### Listed entries
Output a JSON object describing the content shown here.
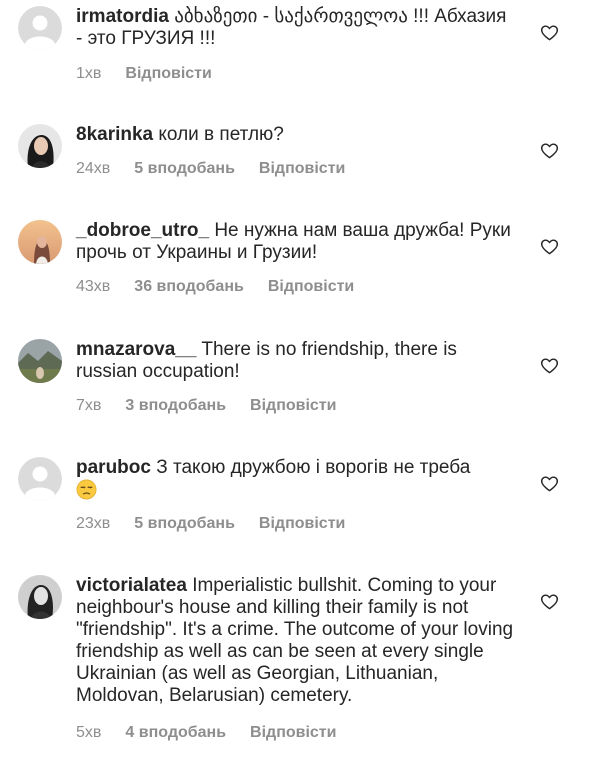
{
  "comments": [
    {
      "username": "irmatordia",
      "text": "აბხაზეთი - საქართველოა !!! Абхазия - это  ГРУЗИЯ !!!",
      "time": "1хв",
      "likes": "",
      "reply": "Відповісти",
      "avatar": "default-avatar-icon"
    },
    {
      "username": "8karinka",
      "text": "коли в петлю?",
      "time": "24хв",
      "likes": "5 вподобань",
      "reply": "Відповісти",
      "avatar": "dark-haired-woman-avatar"
    },
    {
      "username": "_dobroe_utro_",
      "text": "Не нужна нам ваша дружба! Руки прочь от Украины и Грузии!",
      "time": "43хв",
      "likes": "36 вподобань",
      "reply": "Відповісти",
      "avatar": "sunset-portrait-avatar"
    },
    {
      "username": "mnazarova__",
      "text": "There is no friendship, there is russian occupation!",
      "time": "7хв",
      "likes": "3 вподобань",
      "reply": "Відповісти",
      "avatar": "landscape-person-avatar"
    },
    {
      "username": "paruboc",
      "text": "З такою дружбою і ворогів не треба",
      "emoji": "unamused-face-emoji",
      "time": "23хв",
      "likes": "5 вподобань",
      "reply": "Відповісти",
      "avatar": "default-avatar-icon"
    },
    {
      "username": "victorialatea",
      "text": "Imperialistic bullshit. Coming to your neighbour's house and killing their family is not \"friendship\". It's a crime. The outcome of your loving friendship as well as can be seen at every single Ukrainian (as well as Georgian, Lithuanian, Moldovan, Belarusian) cemetery.",
      "time": "5хв",
      "likes": "4 вподобань",
      "reply": "Відповісти",
      "avatar": "black-white-portrait-avatar"
    }
  ],
  "icons": {
    "like": "heart-outline-icon"
  },
  "colors": {
    "text": "#262626",
    "meta": "#8e8e8e",
    "heart": "#262626"
  }
}
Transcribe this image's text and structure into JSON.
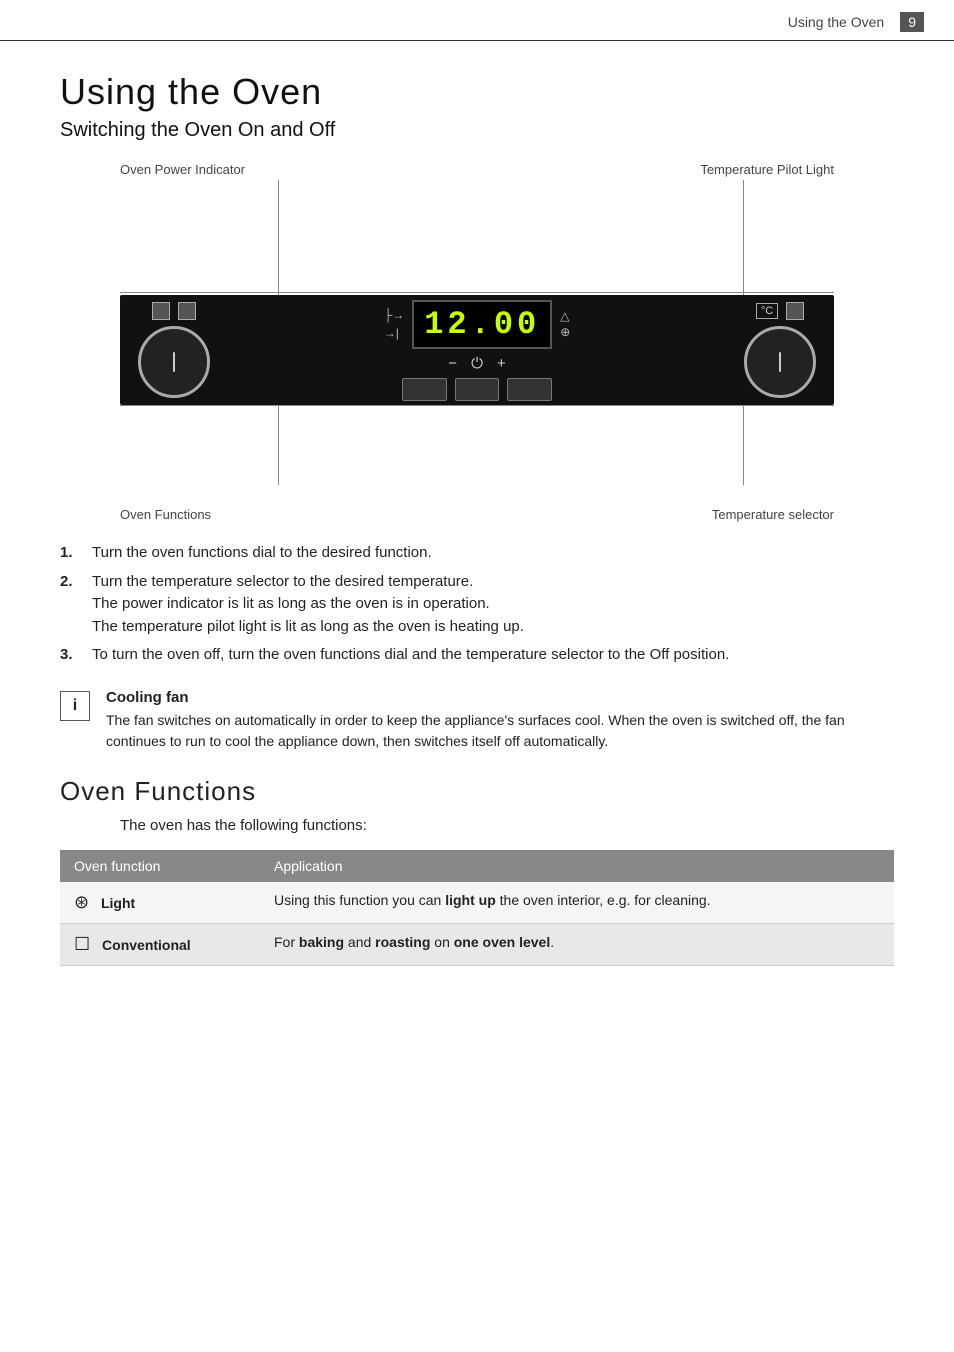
{
  "header": {
    "title": "Using the Oven",
    "page_number": "9"
  },
  "page_title": "Using the Oven",
  "section1": {
    "heading": "Switching the Oven On and Off",
    "label_top_left": "Oven Power Indicator",
    "label_top_right": "Temperature Pilot Light",
    "label_bottom_left": "Oven Functions",
    "label_bottom_right": "Temperature selector",
    "display_time": "12.00"
  },
  "instructions": [
    {
      "number": "1.",
      "text": "Turn the oven functions dial to the desired function."
    },
    {
      "number": "2.",
      "text": "Turn the temperature selector to the desired temperature.\nThe power indicator is lit as long as the oven is in operation.\nThe temperature pilot light is lit as long as the oven is heating up."
    },
    {
      "number": "3.",
      "text": "To turn the oven off, turn the oven functions dial and the temperature selector to the Off position."
    }
  ],
  "info_box": {
    "icon": "i",
    "title": "Cooling fan",
    "text": "The fan switches on automatically in order to keep the appliance's surfaces cool. When the oven is switched off, the fan continues to run to cool the appliance down, then switches itself off automatically."
  },
  "section2": {
    "title": "Oven Functions",
    "intro": "The oven has the following functions:",
    "table_headers": [
      "Oven function",
      "Application"
    ],
    "rows": [
      {
        "icon": "⊛",
        "function_name": "Light",
        "application": "Using this function you can light up the oven interior, e.g. for cleaning.",
        "bold_parts": [
          "light up"
        ]
      },
      {
        "icon": "☐",
        "function_name": "Conventional",
        "application": "For baking and roasting on one oven level.",
        "bold_parts": [
          "baking",
          "roasting",
          "one oven level"
        ]
      }
    ]
  }
}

### Task details
Copy the records above exactly. The pictures are not part of the copy.

### Worked solution
Output a JSON object describing the content shown here.
{
  "comments": [
    {
      "username": "irmatordia",
      "text": "აბხაზეთი - საქართველოა !!! Абхазия - это  ГРУЗИЯ !!!",
      "time": "1хв",
      "likes": "",
      "reply": "Відповісти",
      "avatar": "default-avatar-icon"
    },
    {
      "username": "8karinka",
      "text": "коли в петлю?",
      "time": "24хв",
      "likes": "5 вподобань",
      "reply": "Відповісти",
      "avatar": "dark-haired-woman-avatar"
    },
    {
      "username": "_dobroe_utro_",
      "text": "Не нужна нам ваша дружба! Руки прочь от Украины и Грузии!",
      "time": "43хв",
      "likes": "36 вподобань",
      "reply": "Відповісти",
      "avatar": "sunset-portrait-avatar"
    },
    {
      "username": "mnazarova__",
      "text": "There is no friendship, there is russian occupation!",
      "time": "7хв",
      "likes": "3 вподобань",
      "reply": "Відповісти",
      "avatar": "landscape-person-avatar"
    },
    {
      "username": "paruboc",
      "text": "З такою дружбою і ворогів не треба",
      "emoji": "unamused-face-emoji",
      "time": "23хв",
      "likes": "5 вподобань",
      "reply": "Відповісти",
      "avatar": "default-avatar-icon"
    },
    {
      "username": "victorialatea",
      "text": "Imperialistic bullshit. Coming to your neighbour's house and killing their family is not \"friendship\". It's a crime. The outcome of your loving friendship as well as can be seen at every single Ukrainian (as well as Georgian, Lithuanian, Moldovan, Belarusian) cemetery.",
      "time": "5хв",
      "likes": "4 вподобань",
      "reply": "Відповісти",
      "avatar": "black-white-portrait-avatar"
    }
  ],
  "icons": {
    "like": "heart-outline-icon"
  },
  "colors": {
    "text": "#262626",
    "meta": "#8e8e8e",
    "heart": "#262626"
  }
}
Transcribe this image's text and structure into JSON.
{
  "header": {
    "title": "Using the Oven",
    "page_number": "9"
  },
  "page_title": "Using the Oven",
  "section1": {
    "heading": "Switching the Oven On and Off",
    "label_top_left": "Oven Power Indicator",
    "label_top_right": "Temperature Pilot Light",
    "label_bottom_left": "Oven Functions",
    "label_bottom_right": "Temperature selector",
    "display_time": "12.00"
  },
  "instructions": [
    {
      "number": "1.",
      "text": "Turn the oven functions dial to the desired function."
    },
    {
      "number": "2.",
      "text": "Turn the temperature selector to the desired temperature.\nThe power indicator is lit as long as the oven is in operation.\nThe temperature pilot light is lit as long as the oven is heating up."
    },
    {
      "number": "3.",
      "text": "To turn the oven off, turn the oven functions dial and the temperature selector to the Off position."
    }
  ],
  "info_box": {
    "icon": "i",
    "title": "Cooling fan",
    "text": "The fan switches on automatically in order to keep the appliance's surfaces cool. When the oven is switched off, the fan continues to run to cool the appliance down, then switches itself off automatically."
  },
  "section2": {
    "title": "Oven Functions",
    "intro": "The oven has the following functions:",
    "table_headers": [
      "Oven function",
      "Application"
    ],
    "rows": [
      {
        "icon": "⊛",
        "function_name": "Light",
        "application": "Using this function you can light up the oven interior, e.g. for cleaning.",
        "bold_parts": [
          "light up"
        ]
      },
      {
        "icon": "☐",
        "function_name": "Conventional",
        "application": "For baking and roasting on one oven level.",
        "bold_parts": [
          "baking",
          "roasting",
          "one oven level"
        ]
      }
    ]
  }
}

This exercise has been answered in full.